### Provided records
- - - - -

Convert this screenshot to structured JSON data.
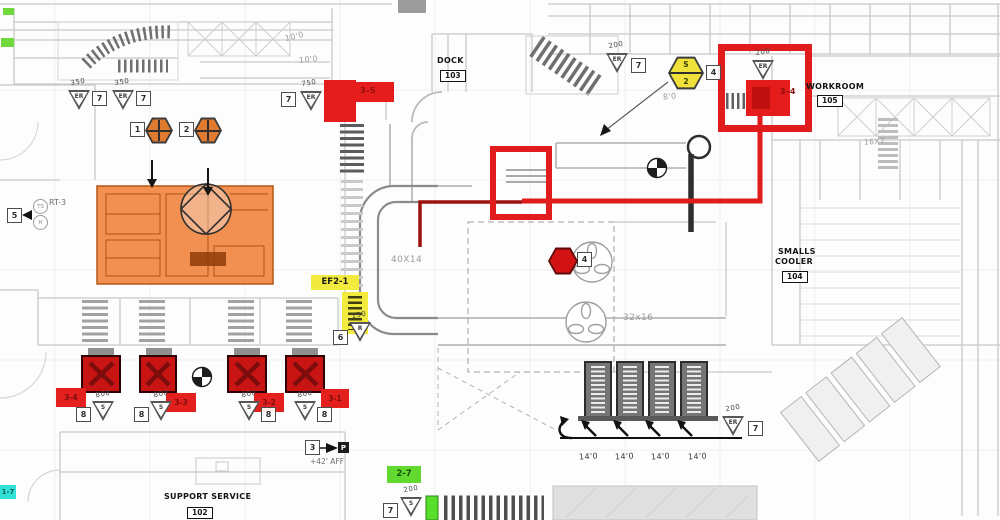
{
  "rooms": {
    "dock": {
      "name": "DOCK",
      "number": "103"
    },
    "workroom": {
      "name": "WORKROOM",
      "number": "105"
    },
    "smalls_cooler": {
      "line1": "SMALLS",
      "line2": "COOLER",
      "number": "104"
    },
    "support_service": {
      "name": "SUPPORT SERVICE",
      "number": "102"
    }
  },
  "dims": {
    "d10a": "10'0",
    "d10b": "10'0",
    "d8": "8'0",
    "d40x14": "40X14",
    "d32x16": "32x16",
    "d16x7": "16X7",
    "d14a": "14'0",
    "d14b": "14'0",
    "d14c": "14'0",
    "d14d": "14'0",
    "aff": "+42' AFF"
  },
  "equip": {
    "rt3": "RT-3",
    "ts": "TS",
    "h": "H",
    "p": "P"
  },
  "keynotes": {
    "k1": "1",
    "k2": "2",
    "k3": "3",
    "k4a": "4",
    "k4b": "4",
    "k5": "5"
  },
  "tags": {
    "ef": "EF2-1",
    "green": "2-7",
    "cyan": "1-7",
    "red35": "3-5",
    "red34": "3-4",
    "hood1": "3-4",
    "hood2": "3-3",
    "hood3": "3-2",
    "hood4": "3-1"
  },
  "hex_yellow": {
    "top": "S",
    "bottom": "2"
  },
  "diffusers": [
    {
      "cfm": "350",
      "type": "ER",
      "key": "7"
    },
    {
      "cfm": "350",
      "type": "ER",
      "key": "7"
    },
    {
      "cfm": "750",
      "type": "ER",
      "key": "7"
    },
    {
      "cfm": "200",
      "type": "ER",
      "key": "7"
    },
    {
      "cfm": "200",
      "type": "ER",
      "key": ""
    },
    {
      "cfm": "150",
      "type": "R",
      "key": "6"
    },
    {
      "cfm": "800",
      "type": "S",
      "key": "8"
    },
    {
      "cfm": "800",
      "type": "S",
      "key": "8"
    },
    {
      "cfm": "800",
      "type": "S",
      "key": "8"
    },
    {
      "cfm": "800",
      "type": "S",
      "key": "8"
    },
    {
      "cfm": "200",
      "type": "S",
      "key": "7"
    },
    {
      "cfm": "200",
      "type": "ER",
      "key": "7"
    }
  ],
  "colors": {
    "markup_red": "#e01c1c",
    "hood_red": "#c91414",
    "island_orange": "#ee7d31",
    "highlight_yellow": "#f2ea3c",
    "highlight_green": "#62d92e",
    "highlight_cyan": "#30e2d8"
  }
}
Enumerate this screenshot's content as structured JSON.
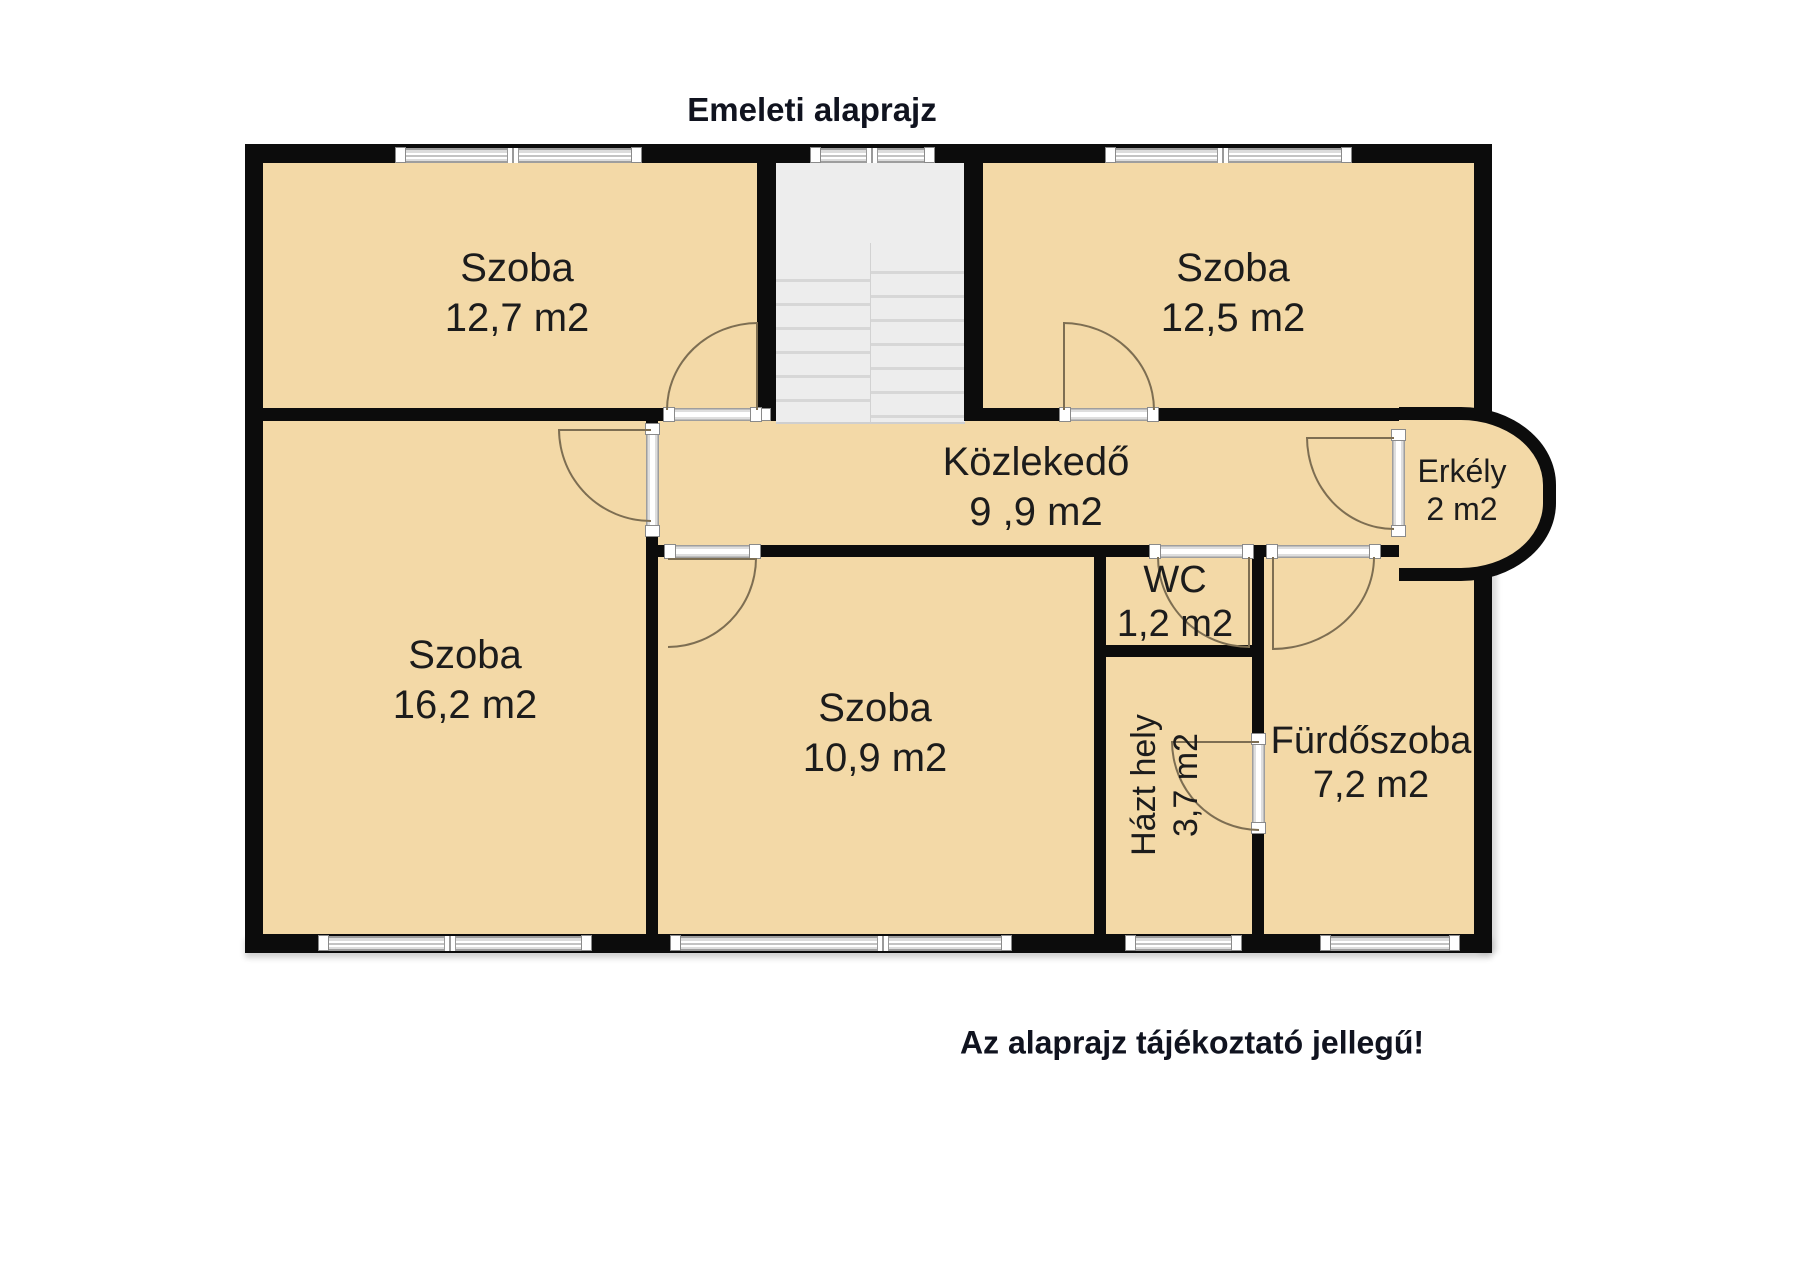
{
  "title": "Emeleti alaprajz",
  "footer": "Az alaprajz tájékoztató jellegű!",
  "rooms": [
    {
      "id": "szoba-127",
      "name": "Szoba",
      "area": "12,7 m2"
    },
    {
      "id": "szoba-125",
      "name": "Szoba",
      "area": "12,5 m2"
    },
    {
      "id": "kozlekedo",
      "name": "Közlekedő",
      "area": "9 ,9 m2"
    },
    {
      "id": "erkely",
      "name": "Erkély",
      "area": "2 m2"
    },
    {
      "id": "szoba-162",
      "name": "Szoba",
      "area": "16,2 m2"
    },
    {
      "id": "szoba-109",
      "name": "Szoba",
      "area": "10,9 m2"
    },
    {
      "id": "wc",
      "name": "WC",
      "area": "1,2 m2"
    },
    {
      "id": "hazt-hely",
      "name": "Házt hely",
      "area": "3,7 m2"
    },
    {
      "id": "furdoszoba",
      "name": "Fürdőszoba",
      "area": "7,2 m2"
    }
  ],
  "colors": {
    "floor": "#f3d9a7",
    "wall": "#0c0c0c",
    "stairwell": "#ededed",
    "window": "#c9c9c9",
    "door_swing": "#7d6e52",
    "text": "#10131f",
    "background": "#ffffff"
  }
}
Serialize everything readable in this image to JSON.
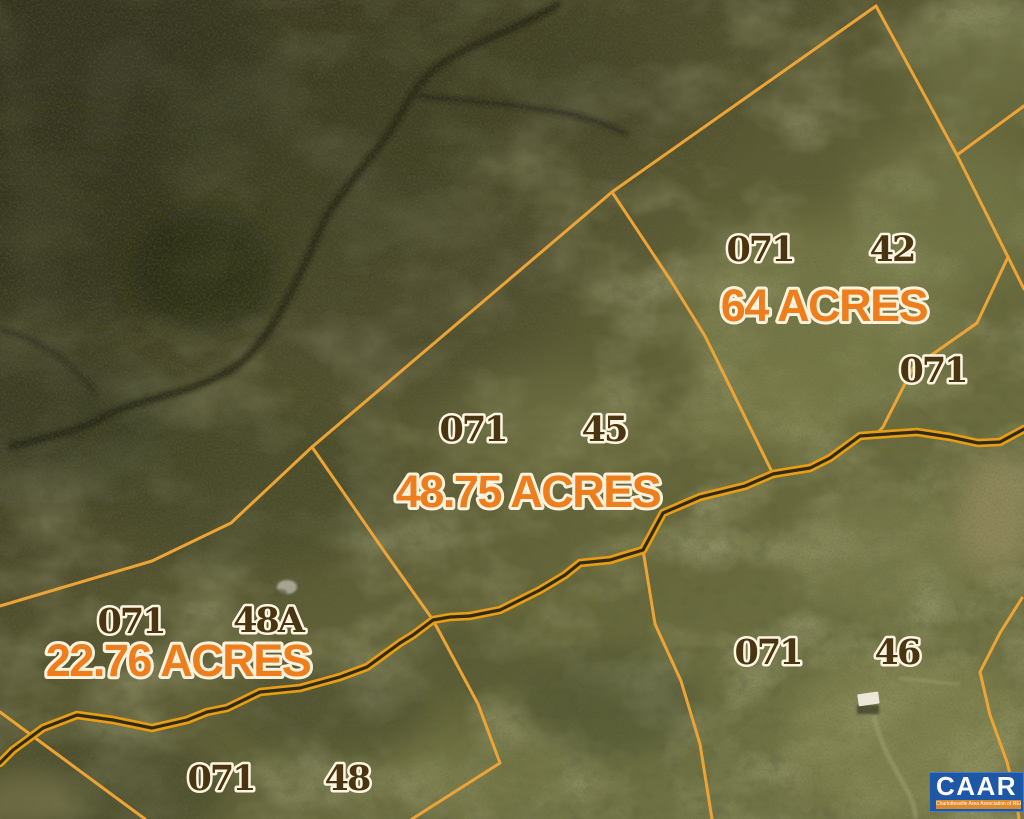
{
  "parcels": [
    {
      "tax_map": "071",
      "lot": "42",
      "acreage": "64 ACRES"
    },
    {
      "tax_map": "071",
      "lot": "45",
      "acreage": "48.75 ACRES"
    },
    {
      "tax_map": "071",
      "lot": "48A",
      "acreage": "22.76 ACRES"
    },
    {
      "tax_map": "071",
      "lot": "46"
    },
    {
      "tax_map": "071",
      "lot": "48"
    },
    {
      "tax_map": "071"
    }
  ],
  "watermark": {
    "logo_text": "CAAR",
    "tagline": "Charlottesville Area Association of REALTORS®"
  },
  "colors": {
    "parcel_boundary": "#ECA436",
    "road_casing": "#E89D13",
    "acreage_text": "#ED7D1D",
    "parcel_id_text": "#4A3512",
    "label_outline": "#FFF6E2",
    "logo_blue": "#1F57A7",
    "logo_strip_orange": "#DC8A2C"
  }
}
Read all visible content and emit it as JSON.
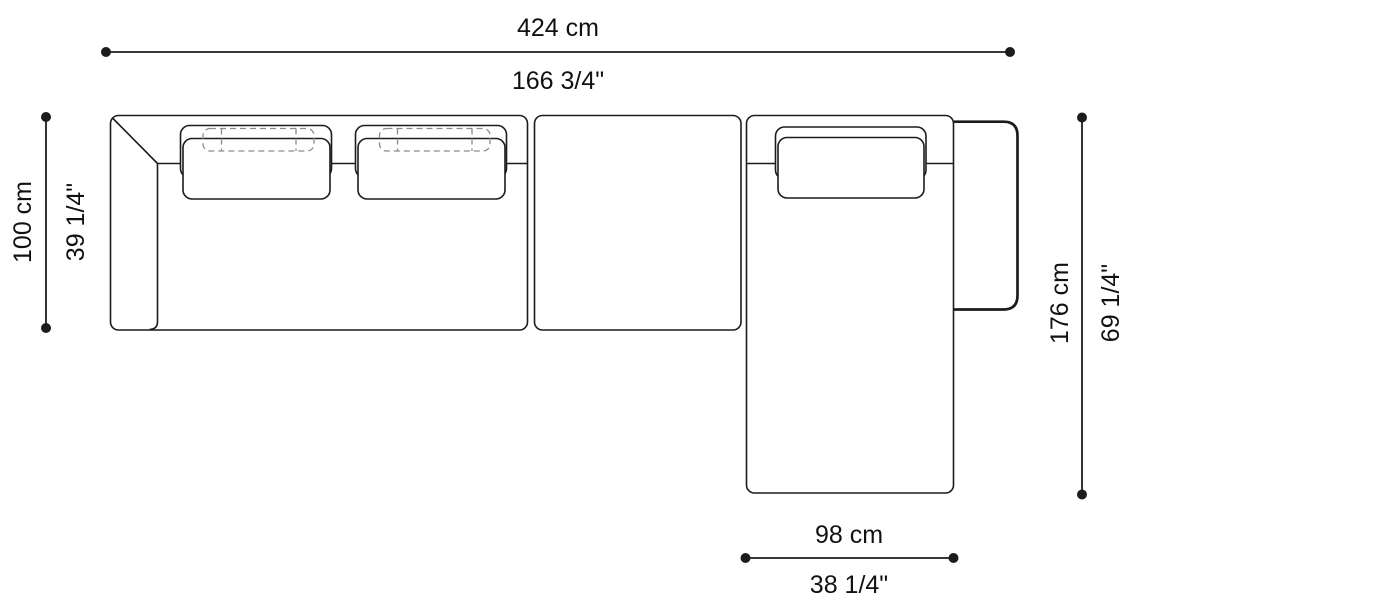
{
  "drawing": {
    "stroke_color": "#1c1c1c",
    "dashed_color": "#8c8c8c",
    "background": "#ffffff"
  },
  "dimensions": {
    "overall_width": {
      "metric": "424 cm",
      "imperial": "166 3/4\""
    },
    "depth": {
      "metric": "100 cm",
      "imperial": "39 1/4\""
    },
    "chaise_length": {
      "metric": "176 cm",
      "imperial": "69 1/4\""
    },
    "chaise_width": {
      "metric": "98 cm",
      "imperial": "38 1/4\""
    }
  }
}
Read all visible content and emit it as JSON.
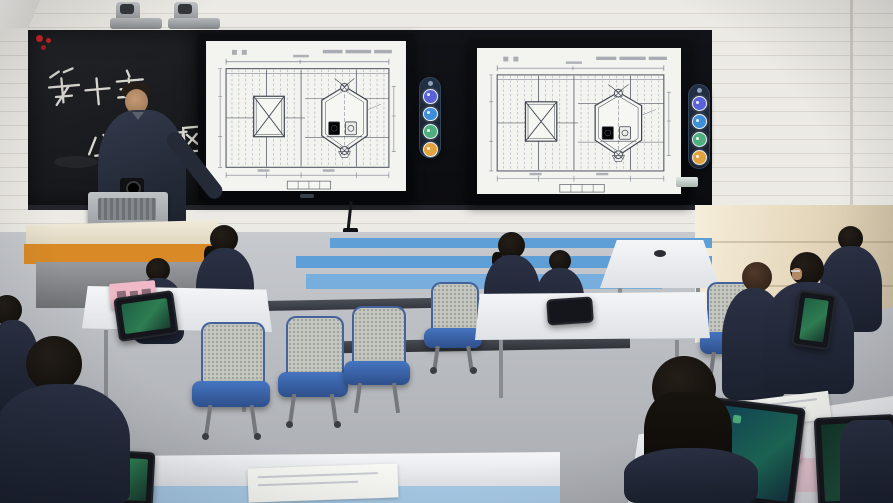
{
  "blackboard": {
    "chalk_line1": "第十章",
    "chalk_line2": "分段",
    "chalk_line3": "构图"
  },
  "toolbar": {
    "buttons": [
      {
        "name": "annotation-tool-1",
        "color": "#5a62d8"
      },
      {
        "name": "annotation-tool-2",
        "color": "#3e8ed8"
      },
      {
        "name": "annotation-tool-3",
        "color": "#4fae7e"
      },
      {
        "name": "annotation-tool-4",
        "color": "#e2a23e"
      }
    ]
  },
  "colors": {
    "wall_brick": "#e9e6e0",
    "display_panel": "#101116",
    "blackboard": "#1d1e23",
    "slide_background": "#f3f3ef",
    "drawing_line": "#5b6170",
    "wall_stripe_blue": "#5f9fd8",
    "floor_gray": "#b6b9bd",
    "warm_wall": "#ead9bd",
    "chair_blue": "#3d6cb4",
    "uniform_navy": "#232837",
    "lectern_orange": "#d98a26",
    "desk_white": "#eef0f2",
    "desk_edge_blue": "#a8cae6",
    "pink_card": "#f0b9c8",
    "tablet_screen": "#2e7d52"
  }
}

- - - - -

### What to produce
Each record above should come back exactly the same, only without its pictures.

### Reply
Convert this screenshot to structured JSON data.
{
  "rooms": {
    "dock": {
      "name": "DOCK",
      "number": "103"
    },
    "workroom": {
      "name": "WORKROOM",
      "number": "105"
    },
    "smalls_cooler": {
      "line1": "SMALLS",
      "line2": "COOLER",
      "number": "104"
    },
    "support_service": {
      "name": "SUPPORT SERVICE",
      "number": "102"
    }
  },
  "dims": {
    "d10a": "10'0",
    "d10b": "10'0",
    "d8": "8'0",
    "d40x14": "40X14",
    "d32x16": "32x16",
    "d16x7": "16X7",
    "d14a": "14'0",
    "d14b": "14'0",
    "d14c": "14'0",
    "d14d": "14'0",
    "aff": "+42' AFF"
  },
  "equip": {
    "rt3": "RT-3",
    "ts": "TS",
    "h": "H",
    "p": "P"
  },
  "keynotes": {
    "k1": "1",
    "k2": "2",
    "k3": "3",
    "k4a": "4",
    "k4b": "4",
    "k5": "5"
  },
  "tags": {
    "ef": "EF2-1",
    "green": "2-7",
    "cyan": "1-7",
    "red35": "3-5",
    "red34": "3-4",
    "hood1": "3-4",
    "hood2": "3-3",
    "hood3": "3-2",
    "hood4": "3-1"
  },
  "hex_yellow": {
    "top": "S",
    "bottom": "2"
  },
  "diffusers": [
    {
      "cfm": "350",
      "type": "ER",
      "key": "7"
    },
    {
      "cfm": "350",
      "type": "ER",
      "key": "7"
    },
    {
      "cfm": "750",
      "type": "ER",
      "key": "7"
    },
    {
      "cfm": "200",
      "type": "ER",
      "key": "7"
    },
    {
      "cfm": "200",
      "type": "ER",
      "key": ""
    },
    {
      "cfm": "150",
      "type": "R",
      "key": "6"
    },
    {
      "cfm": "800",
      "type": "S",
      "key": "8"
    },
    {
      "cfm": "800",
      "type": "S",
      "key": "8"
    },
    {
      "cfm": "800",
      "type": "S",
      "key": "8"
    },
    {
      "cfm": "800",
      "type": "S",
      "key": "8"
    },
    {
      "cfm": "200",
      "type": "S",
      "key": "7"
    },
    {
      "cfm": "200",
      "type": "ER",
      "key": "7"
    }
  ],
  "colors": {
    "markup_red": "#e01c1c",
    "hood_red": "#c91414",
    "island_orange": "#ee7d31",
    "highlight_yellow": "#f2ea3c",
    "highlight_green": "#62d92e",
    "highlight_cyan": "#30e2d8"
  }
}
Enumerate this screenshot's content as structured JSON.
{
  "title": "Emeleti alaprajz",
  "footer": "Az alaprajz tájékoztató jellegű!",
  "rooms": [
    {
      "id": "szoba-127",
      "name": "Szoba",
      "area": "12,7 m2"
    },
    {
      "id": "szoba-125",
      "name": "Szoba",
      "area": "12,5 m2"
    },
    {
      "id": "kozlekedo",
      "name": "Közlekedő",
      "area": "9 ,9 m2"
    },
    {
      "id": "erkely",
      "name": "Erkély",
      "area": "2 m2"
    },
    {
      "id": "szoba-162",
      "name": "Szoba",
      "area": "16,2 m2"
    },
    {
      "id": "szoba-109",
      "name": "Szoba",
      "area": "10,9 m2"
    },
    {
      "id": "wc",
      "name": "WC",
      "area": "1,2 m2"
    },
    {
      "id": "hazt-hely",
      "name": "Házt hely",
      "area": "3,7 m2"
    },
    {
      "id": "furdoszoba",
      "name": "Fürdőszoba",
      "area": "7,2 m2"
    }
  ],
  "colors": {
    "floor": "#f3d9a7",
    "wall": "#0c0c0c",
    "stairwell": "#ededed",
    "window": "#c9c9c9",
    "door_swing": "#7d6e52",
    "text": "#10131f",
    "background": "#ffffff"
  }
}
Serialize everything readable in this image to JSON.
{
  "parcels": [
    {
      "tax_map": "071",
      "lot": "42",
      "acreage": "64 ACRES"
    },
    {
      "tax_map": "071",
      "lot": "45",
      "acreage": "48.75 ACRES"
    },
    {
      "tax_map": "071",
      "lot": "48A",
      "acreage": "22.76 ACRES"
    },
    {
      "tax_map": "071",
      "lot": "46"
    },
    {
      "tax_map": "071",
      "lot": "48"
    },
    {
      "tax_map": "071"
    }
  ],
  "watermark": {
    "logo_text": "CAAR",
    "tagline": "Charlottesville Area Association of REALTORS®"
  },
  "colors": {
    "parcel_boundary": "#ECA436",
    "road_casing": "#E89D13",
    "acreage_text": "#ED7D1D",
    "parcel_id_text": "#4A3512",
    "label_outline": "#FFF6E2",
    "logo_blue": "#1F57A7",
    "logo_strip_orange": "#DC8A2C"
  }
}
Read all visible content and emit it as JSON.
{
  "drawing": {
    "stroke_color": "#1c1c1c",
    "dashed_color": "#8c8c8c",
    "background": "#ffffff"
  },
  "dimensions": {
    "overall_width": {
      "metric": "424 cm",
      "imperial": "166 3/4\""
    },
    "depth": {
      "metric": "100 cm",
      "imperial": "39 1/4\""
    },
    "chaise_length": {
      "metric": "176 cm",
      "imperial": "69 1/4\""
    },
    "chaise_width": {
      "metric": "98 cm",
      "imperial": "38 1/4\""
    }
  }
}
Read all visible content and emit it as JSON.
{
  "blackboard": {
    "chalk_line1": "第十章",
    "chalk_line2": "分段",
    "chalk_line3": "构图"
  },
  "toolbar": {
    "buttons": [
      {
        "name": "annotation-tool-1",
        "color": "#5a62d8"
      },
      {
        "name": "annotation-tool-2",
        "color": "#3e8ed8"
      },
      {
        "name": "annotation-tool-3",
        "color": "#4fae7e"
      },
      {
        "name": "annotation-tool-4",
        "color": "#e2a23e"
      }
    ]
  },
  "colors": {
    "wall_brick": "#e9e6e0",
    "display_panel": "#101116",
    "blackboard": "#1d1e23",
    "slide_background": "#f3f3ef",
    "drawing_line": "#5b6170",
    "wall_stripe_blue": "#5f9fd8",
    "floor_gray": "#b6b9bd",
    "warm_wall": "#ead9bd",
    "chair_blue": "#3d6cb4",
    "uniform_navy": "#232837",
    "lectern_orange": "#d98a26",
    "desk_white": "#eef0f2",
    "desk_edge_blue": "#a8cae6",
    "pink_card": "#f0b9c8",
    "tablet_screen": "#2e7d52"
  }
}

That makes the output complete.